Work to be completed:
Copy the lines holding the word "subtitle", all of them.
>> BEGIN Material for the task
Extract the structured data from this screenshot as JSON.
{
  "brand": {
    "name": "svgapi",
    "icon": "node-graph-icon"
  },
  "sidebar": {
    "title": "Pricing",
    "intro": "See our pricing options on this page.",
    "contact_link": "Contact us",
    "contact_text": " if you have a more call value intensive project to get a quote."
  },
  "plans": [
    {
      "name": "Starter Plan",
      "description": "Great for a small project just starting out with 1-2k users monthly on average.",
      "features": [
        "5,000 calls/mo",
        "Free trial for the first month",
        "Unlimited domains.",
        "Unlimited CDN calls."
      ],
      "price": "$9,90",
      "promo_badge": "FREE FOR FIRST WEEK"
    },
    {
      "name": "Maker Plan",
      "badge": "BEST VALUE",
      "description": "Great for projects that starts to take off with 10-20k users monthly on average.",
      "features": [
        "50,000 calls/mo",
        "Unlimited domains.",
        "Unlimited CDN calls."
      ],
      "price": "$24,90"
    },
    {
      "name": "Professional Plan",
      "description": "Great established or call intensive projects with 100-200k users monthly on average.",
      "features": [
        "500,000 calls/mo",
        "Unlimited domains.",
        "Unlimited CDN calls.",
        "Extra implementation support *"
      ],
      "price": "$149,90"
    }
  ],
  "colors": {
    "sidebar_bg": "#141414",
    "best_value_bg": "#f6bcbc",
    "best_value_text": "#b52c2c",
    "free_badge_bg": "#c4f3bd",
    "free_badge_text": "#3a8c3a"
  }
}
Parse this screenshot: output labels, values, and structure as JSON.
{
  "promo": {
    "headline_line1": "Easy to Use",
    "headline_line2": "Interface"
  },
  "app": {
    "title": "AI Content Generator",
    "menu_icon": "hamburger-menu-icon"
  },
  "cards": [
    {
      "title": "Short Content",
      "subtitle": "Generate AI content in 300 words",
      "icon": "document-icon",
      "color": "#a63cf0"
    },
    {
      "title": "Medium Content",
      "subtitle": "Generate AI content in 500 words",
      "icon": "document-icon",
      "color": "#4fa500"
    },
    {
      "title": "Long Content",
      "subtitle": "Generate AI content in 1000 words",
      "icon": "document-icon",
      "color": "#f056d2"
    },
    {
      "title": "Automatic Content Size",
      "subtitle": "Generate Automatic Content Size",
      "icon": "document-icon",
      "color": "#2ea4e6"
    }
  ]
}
>> END Material for the task
Output:
      "subtitle": "Generate AI content in 300 words",
      "subtitle": "Generate AI content in 500 words",
      "subtitle": "Generate AI content in 1000 words",
      "subtitle": "Generate Automatic Content Size",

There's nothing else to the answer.